> [Task brief]: Please copy the items below word for word, starting at the beginning and ending with the line that contains "336, 361, 414]".

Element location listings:
________________________

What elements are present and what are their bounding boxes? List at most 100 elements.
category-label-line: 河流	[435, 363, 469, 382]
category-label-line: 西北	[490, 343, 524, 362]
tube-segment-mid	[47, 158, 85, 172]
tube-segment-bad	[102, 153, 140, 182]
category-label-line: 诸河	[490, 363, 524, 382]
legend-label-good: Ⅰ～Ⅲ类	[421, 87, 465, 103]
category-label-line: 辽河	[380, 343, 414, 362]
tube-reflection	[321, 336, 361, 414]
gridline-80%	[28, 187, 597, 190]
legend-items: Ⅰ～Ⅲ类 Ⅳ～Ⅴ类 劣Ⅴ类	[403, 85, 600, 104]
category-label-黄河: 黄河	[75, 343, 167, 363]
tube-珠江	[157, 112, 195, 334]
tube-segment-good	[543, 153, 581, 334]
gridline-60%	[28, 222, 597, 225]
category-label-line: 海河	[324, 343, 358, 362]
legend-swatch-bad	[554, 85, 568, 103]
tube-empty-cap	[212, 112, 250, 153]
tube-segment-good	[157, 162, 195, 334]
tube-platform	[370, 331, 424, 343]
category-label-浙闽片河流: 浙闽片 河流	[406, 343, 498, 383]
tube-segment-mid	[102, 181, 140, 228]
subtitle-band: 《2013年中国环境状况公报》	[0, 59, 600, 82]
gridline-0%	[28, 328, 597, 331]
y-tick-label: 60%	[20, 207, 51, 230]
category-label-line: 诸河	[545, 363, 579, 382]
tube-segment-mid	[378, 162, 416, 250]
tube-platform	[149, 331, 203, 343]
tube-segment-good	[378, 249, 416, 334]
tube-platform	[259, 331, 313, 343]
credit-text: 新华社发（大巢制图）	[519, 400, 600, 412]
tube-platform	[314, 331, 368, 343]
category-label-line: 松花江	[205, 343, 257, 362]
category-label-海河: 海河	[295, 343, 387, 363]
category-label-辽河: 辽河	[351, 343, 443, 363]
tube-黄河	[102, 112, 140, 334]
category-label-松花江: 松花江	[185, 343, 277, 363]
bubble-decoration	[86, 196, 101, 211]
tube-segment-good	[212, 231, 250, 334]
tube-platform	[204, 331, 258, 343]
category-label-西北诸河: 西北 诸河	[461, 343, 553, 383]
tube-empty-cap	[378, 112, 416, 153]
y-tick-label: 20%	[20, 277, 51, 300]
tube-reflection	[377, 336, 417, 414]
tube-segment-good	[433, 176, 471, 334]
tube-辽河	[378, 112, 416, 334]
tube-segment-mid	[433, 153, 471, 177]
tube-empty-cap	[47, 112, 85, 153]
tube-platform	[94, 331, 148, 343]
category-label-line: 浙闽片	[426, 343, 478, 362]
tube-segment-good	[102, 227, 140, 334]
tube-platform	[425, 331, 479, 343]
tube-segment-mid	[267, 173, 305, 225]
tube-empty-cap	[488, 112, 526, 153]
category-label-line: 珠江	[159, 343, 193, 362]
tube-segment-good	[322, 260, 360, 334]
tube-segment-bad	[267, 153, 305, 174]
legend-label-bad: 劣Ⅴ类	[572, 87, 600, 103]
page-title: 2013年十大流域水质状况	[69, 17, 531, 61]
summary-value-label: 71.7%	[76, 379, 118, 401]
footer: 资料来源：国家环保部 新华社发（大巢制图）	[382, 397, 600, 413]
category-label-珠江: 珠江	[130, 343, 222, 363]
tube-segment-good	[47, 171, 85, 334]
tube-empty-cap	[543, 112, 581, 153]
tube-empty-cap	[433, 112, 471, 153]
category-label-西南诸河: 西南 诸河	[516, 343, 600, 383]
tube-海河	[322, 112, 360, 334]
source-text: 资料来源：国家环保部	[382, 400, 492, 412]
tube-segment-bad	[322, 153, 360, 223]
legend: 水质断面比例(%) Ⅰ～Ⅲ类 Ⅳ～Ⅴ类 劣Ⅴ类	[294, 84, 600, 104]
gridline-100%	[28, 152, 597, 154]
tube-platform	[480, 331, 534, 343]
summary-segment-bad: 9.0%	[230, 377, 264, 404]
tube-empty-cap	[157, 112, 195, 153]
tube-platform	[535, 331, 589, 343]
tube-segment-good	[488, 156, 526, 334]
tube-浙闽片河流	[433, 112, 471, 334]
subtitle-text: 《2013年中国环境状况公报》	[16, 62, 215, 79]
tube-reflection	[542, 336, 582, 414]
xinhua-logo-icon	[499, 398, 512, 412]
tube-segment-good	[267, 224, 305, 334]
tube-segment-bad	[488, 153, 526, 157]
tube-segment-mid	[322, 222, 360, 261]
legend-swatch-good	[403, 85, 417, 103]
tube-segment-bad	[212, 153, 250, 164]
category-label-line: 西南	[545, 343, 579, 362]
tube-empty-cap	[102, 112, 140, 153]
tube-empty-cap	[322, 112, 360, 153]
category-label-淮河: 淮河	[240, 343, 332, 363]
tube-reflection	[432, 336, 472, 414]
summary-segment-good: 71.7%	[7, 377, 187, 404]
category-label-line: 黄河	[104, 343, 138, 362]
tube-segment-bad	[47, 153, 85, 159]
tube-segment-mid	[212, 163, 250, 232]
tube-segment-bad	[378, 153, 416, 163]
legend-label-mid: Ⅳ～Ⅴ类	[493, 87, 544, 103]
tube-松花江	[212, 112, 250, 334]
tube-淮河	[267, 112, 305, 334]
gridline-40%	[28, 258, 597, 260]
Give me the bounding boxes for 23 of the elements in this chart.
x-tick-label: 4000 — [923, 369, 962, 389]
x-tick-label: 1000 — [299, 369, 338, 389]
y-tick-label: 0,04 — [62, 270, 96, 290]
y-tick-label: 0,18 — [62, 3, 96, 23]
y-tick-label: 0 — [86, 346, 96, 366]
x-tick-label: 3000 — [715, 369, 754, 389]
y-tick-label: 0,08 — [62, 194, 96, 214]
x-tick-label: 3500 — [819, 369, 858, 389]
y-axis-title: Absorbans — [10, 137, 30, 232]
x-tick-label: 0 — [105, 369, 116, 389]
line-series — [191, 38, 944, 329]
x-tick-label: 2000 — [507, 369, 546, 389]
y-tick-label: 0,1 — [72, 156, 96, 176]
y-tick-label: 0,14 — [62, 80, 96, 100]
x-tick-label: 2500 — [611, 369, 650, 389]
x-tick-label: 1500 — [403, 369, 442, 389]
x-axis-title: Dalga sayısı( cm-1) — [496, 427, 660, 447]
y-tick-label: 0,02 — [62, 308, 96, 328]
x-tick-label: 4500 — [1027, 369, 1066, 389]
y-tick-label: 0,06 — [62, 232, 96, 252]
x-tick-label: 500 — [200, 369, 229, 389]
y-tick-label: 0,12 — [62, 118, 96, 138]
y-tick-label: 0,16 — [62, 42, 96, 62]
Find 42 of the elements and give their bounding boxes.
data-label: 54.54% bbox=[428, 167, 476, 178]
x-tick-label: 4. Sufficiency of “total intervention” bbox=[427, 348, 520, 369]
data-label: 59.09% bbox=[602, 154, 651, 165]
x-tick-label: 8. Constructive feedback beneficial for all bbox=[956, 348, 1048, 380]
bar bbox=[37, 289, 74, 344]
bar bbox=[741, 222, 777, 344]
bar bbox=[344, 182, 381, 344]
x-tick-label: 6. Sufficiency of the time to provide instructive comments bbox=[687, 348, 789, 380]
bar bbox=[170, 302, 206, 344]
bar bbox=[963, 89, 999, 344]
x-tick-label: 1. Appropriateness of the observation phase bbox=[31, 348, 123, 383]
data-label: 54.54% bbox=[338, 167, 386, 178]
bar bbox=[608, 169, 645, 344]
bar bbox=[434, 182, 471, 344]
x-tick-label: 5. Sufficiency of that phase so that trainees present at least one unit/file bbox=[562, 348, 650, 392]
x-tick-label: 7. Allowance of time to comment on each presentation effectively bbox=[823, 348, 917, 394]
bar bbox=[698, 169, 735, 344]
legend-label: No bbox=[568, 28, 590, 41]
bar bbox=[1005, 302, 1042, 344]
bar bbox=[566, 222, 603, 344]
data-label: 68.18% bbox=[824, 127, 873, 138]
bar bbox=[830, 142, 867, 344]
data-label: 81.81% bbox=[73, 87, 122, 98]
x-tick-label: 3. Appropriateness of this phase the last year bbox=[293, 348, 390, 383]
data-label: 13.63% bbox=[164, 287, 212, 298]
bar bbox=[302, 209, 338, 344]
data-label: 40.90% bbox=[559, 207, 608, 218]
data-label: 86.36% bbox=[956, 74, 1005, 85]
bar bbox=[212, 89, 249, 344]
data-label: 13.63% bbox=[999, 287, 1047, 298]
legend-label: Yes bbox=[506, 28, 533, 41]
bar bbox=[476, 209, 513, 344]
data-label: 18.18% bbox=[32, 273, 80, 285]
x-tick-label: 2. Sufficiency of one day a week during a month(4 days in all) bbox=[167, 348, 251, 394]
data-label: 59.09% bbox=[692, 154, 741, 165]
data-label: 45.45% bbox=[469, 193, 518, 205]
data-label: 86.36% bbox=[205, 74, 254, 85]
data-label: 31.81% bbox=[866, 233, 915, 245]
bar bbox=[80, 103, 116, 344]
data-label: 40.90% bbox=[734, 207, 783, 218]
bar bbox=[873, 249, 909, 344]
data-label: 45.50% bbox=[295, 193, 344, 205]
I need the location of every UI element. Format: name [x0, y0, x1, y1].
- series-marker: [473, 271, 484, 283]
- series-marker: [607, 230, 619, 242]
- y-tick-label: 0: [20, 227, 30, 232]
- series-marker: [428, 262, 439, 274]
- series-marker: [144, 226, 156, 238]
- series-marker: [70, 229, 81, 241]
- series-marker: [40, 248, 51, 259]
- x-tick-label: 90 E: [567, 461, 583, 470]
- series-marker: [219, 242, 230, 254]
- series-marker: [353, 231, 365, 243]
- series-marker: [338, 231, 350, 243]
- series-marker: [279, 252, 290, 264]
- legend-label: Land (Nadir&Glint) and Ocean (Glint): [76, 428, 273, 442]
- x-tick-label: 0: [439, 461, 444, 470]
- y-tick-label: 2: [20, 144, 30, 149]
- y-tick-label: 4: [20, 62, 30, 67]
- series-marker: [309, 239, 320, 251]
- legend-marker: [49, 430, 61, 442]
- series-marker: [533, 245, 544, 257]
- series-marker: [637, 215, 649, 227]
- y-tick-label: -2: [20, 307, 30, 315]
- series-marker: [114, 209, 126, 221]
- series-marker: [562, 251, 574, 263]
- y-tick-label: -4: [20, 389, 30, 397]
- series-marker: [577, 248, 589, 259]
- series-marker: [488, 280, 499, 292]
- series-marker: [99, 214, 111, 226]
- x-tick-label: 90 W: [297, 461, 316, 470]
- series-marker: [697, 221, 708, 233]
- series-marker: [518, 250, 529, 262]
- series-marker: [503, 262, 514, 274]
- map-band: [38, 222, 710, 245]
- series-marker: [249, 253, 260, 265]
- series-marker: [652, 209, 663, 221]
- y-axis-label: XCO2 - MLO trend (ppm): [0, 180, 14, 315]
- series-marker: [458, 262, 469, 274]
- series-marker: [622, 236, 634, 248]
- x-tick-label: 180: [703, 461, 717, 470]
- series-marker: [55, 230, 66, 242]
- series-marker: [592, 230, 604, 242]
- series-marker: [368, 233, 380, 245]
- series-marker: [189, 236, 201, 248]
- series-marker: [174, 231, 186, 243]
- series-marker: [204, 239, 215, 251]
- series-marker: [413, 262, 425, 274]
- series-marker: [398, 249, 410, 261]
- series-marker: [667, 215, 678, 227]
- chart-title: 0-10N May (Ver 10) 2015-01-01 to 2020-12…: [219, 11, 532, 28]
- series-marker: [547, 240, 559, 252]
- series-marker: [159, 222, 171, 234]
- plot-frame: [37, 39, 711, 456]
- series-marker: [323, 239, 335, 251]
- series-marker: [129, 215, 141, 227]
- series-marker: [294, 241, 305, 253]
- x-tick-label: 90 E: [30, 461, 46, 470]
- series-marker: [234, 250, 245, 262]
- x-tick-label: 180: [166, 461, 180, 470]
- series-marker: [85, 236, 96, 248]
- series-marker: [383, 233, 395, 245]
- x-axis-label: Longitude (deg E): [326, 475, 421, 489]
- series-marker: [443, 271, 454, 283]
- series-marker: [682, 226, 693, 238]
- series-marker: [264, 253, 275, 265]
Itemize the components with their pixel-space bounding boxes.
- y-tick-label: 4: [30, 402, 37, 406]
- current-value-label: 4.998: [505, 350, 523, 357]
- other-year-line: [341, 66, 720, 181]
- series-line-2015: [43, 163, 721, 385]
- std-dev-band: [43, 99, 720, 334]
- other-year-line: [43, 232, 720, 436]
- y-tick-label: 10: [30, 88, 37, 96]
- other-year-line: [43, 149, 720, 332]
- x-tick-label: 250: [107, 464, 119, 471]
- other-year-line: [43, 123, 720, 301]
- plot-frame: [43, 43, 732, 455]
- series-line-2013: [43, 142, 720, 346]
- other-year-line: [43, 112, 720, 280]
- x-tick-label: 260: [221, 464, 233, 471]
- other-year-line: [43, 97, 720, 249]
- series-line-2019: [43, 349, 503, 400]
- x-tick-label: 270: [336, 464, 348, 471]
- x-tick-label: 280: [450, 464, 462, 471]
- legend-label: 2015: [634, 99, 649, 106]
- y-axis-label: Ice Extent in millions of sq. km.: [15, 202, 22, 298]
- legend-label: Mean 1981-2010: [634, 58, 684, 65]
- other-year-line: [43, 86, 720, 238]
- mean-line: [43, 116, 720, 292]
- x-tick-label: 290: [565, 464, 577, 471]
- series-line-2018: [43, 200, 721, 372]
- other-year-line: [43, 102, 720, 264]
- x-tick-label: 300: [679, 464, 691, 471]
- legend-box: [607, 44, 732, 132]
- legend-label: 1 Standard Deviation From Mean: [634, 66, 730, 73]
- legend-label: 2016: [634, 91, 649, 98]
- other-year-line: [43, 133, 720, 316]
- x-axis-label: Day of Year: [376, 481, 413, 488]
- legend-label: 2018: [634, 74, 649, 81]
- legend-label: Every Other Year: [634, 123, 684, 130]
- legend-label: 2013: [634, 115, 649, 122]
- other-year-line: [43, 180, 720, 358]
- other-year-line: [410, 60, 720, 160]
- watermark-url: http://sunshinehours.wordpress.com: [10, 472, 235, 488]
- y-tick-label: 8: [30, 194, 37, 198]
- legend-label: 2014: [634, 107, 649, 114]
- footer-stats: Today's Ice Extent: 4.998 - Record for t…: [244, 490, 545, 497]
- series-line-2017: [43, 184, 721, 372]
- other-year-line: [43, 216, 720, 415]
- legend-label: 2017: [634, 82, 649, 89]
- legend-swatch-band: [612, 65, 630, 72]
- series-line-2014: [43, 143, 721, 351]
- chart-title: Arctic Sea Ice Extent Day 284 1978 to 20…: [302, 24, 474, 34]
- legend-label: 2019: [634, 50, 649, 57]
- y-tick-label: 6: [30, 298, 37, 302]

________________________

> [Result]:
What elements are present and what are their bounding boxes? List at most 100 elements.
category-label-line: 河流	[435, 363, 469, 382]
category-label-line: 西北	[490, 343, 524, 362]
tube-segment-mid	[47, 158, 85, 172]
tube-segment-bad	[102, 153, 140, 182]
category-label-line: 诸河	[490, 363, 524, 382]
legend-label-good: Ⅰ～Ⅲ类	[421, 87, 465, 103]
category-label-line: 辽河	[380, 343, 414, 362]
tube-reflection	[321, 336, 361, 414]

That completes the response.